Required task
Select the lines that hold the word "premier" and copy each one.

Material provided
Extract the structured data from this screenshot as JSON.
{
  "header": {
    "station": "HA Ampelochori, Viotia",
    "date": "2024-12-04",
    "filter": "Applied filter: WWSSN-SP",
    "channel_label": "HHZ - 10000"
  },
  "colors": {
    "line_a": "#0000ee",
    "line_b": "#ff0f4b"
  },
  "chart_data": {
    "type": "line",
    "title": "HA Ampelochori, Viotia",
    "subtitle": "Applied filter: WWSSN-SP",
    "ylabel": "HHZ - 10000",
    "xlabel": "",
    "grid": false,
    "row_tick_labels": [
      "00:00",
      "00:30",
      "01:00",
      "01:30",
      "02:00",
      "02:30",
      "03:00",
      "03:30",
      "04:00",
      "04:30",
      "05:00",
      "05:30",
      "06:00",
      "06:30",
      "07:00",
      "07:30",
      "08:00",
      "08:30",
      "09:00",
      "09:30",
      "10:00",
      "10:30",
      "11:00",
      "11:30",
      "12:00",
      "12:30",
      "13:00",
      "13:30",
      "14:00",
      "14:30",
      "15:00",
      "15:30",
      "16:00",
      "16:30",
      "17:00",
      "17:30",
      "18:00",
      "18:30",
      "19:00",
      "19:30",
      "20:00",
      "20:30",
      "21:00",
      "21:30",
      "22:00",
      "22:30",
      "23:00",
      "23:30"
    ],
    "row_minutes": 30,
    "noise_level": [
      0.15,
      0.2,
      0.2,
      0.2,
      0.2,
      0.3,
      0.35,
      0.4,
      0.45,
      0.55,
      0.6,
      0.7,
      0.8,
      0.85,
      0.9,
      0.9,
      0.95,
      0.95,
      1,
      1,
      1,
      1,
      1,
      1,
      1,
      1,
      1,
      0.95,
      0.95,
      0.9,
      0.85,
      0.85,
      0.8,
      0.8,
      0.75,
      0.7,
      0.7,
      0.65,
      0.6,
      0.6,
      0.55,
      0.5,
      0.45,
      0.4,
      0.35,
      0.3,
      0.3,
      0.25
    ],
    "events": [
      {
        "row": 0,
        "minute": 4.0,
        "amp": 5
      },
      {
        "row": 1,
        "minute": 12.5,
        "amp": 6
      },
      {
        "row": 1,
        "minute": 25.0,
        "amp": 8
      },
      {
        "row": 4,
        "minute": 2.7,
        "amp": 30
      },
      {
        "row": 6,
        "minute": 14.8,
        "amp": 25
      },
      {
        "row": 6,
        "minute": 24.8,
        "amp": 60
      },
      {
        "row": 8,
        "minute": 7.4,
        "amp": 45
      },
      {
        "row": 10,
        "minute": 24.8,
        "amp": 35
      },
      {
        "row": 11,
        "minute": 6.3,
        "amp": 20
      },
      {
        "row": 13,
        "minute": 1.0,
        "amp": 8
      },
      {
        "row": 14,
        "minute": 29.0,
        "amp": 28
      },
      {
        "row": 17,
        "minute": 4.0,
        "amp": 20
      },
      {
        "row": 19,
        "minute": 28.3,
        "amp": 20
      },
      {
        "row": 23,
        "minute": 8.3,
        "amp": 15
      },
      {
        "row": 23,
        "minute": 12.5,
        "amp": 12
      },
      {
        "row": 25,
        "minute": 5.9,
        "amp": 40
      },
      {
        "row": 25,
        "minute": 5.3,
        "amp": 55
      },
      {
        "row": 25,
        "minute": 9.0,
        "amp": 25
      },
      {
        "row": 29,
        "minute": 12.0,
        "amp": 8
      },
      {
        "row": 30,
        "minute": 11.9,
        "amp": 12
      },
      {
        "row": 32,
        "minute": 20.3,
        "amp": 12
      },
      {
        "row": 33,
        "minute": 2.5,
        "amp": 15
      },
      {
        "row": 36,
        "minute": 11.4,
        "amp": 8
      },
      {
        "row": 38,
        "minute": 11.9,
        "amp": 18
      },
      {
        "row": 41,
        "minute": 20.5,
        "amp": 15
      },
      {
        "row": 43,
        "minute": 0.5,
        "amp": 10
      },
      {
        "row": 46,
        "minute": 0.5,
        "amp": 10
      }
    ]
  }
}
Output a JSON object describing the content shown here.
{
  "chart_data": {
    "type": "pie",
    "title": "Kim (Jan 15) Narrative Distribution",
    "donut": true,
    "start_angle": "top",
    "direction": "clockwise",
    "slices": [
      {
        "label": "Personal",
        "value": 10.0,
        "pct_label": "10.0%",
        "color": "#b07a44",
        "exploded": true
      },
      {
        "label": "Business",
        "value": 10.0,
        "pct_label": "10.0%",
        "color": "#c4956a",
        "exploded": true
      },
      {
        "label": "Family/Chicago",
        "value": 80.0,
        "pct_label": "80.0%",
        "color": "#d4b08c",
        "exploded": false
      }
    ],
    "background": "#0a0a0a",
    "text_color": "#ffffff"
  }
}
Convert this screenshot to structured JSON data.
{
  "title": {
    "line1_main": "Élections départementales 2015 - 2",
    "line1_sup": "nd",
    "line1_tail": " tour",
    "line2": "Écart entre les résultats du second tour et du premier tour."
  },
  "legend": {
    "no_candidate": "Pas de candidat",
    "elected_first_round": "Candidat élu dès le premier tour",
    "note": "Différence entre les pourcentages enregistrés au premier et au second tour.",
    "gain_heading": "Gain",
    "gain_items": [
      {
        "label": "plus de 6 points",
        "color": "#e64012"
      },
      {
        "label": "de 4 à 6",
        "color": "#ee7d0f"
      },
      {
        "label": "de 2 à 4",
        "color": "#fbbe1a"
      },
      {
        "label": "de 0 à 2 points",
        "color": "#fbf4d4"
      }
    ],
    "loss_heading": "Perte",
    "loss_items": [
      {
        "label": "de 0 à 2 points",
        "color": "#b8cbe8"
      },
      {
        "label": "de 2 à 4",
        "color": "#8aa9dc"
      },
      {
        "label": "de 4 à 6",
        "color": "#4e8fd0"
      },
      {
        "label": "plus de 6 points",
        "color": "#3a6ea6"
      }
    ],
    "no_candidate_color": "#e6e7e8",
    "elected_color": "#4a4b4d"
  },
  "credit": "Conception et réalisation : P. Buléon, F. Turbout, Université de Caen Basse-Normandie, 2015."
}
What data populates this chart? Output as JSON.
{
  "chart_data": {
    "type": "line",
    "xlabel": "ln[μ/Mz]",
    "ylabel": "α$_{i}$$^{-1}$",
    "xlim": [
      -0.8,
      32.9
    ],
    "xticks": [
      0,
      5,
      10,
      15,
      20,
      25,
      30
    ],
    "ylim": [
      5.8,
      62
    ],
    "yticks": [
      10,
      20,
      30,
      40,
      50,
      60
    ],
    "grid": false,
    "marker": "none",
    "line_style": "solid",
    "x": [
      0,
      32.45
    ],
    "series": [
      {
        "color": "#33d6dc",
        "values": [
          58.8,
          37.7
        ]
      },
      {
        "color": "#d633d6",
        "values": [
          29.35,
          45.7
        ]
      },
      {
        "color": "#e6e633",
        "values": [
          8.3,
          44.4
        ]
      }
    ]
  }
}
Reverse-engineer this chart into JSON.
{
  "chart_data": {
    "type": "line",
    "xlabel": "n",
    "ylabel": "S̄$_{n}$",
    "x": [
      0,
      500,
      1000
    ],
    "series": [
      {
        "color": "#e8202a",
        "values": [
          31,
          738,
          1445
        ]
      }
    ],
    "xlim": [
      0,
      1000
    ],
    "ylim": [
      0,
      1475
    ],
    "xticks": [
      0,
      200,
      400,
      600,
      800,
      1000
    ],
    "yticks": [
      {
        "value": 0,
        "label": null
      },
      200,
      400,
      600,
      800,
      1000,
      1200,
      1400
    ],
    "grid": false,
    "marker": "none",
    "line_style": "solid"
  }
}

Response for this exercise
    "line2": "Écart entre les résultats du second tour et du premier tour."
    "elected_first_round": "Candidat élu dès le premier tour",
    "note": "Différence entre les pourcentages enregistrés au premier et au second tour.",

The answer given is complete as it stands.